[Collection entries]
--------------------

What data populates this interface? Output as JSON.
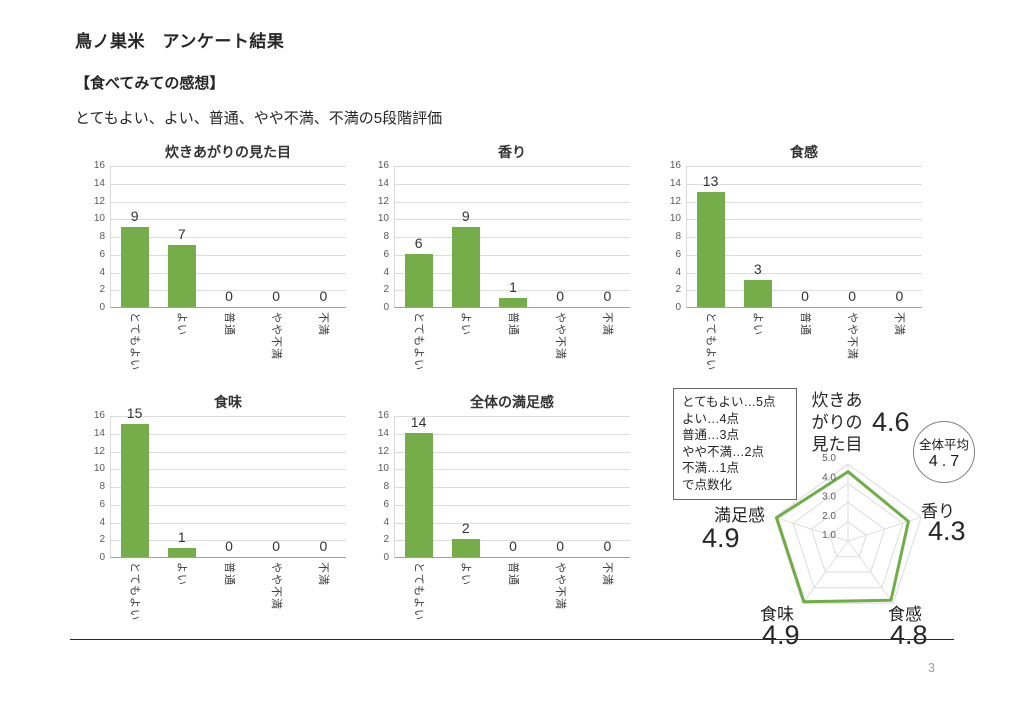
{
  "page": {
    "title": "鳥ノ巣米　アンケート結果",
    "section_heading": "【食べてみての感想】",
    "scale_note": "とてもよい、よい、普通、やや不満、不満の5段階評価",
    "page_number": "3"
  },
  "colors": {
    "bar_green": "#76ad4b",
    "radar_green": "#6fae47",
    "grid": "#dcdcdc",
    "spoke": "#dedede",
    "tick_label": "#595959"
  },
  "chart_data": [
    {
      "type": "bar",
      "title": "炊きあがりの見た目",
      "categories": [
        "とてもよい",
        "よい",
        "普通",
        "やや不満",
        "不満"
      ],
      "values": [
        9,
        7,
        0,
        0,
        0
      ],
      "ylim": [
        0,
        16
      ],
      "ytick_step": 2,
      "grid": true,
      "bar_color": "#76ad4b"
    },
    {
      "type": "bar",
      "title": "香り",
      "categories": [
        "とてもよい",
        "よい",
        "普通",
        "やや不満",
        "不満"
      ],
      "values": [
        6,
        9,
        1,
        0,
        0
      ],
      "ylim": [
        0,
        16
      ],
      "ytick_step": 2,
      "grid": true,
      "bar_color": "#76ad4b"
    },
    {
      "type": "bar",
      "title": "食感",
      "categories": [
        "とてもよい",
        "よい",
        "普通",
        "やや不満",
        "不満"
      ],
      "values": [
        13,
        3,
        0,
        0,
        0
      ],
      "ylim": [
        0,
        16
      ],
      "ytick_step": 2,
      "grid": true,
      "bar_color": "#76ad4b"
    },
    {
      "type": "bar",
      "title": "食味",
      "categories": [
        "とてもよい",
        "よい",
        "普通",
        "やや不満",
        "不満"
      ],
      "values": [
        15,
        1,
        0,
        0,
        0
      ],
      "ylim": [
        0,
        16
      ],
      "ytick_step": 2,
      "grid": true,
      "bar_color": "#76ad4b"
    },
    {
      "type": "bar",
      "title": "全体の満足感",
      "categories": [
        "とてもよい",
        "よい",
        "普通",
        "やや不満",
        "不満"
      ],
      "values": [
        14,
        2,
        0,
        0,
        0
      ],
      "ylim": [
        0,
        16
      ],
      "ytick_step": 2,
      "grid": true,
      "bar_color": "#76ad4b"
    },
    {
      "type": "radar",
      "axes": [
        "炊きあがりの見た目",
        "香り",
        "食感",
        "食味",
        "満足感"
      ],
      "values": [
        4.6,
        4.3,
        4.8,
        4.9,
        4.9
      ],
      "scale_min": 1,
      "scale_max": 5,
      "ring_labels": [
        "5.0",
        "4.0",
        "3.0",
        "2.0",
        "1.0"
      ],
      "line_color": "#6fae47"
    }
  ],
  "radar_panel": {
    "legend_lines": [
      "とてもよい…5点",
      "よい…4点",
      "普通…3点",
      "やや不満…2点",
      "不満…1点",
      "で点数化"
    ],
    "top_axis_lines": [
      "炊きあ",
      "がりの",
      "見た目"
    ],
    "axis_names": {
      "kaori": "香り",
      "shokkan": "食感",
      "shokumi": "食味",
      "manzoku": "満足感"
    },
    "axis_values": {
      "mitame": "4.6",
      "kaori": "4.3",
      "shokkan": "4.8",
      "shokumi": "4.9",
      "manzoku": "4.9"
    },
    "overall_label": "全体平均",
    "overall_value": "4.7"
  }
}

--------------------

> Objective:
Using the entries above, find all lines with "title". Copy them.

> Reply:
    "title": "鳥ノ巣米　アンケート結果",
      "title": "炊きあがりの見た目",
      "title": "香り",
      "title": "食感",
      "title": "食味",
      "title": "全体の満足感",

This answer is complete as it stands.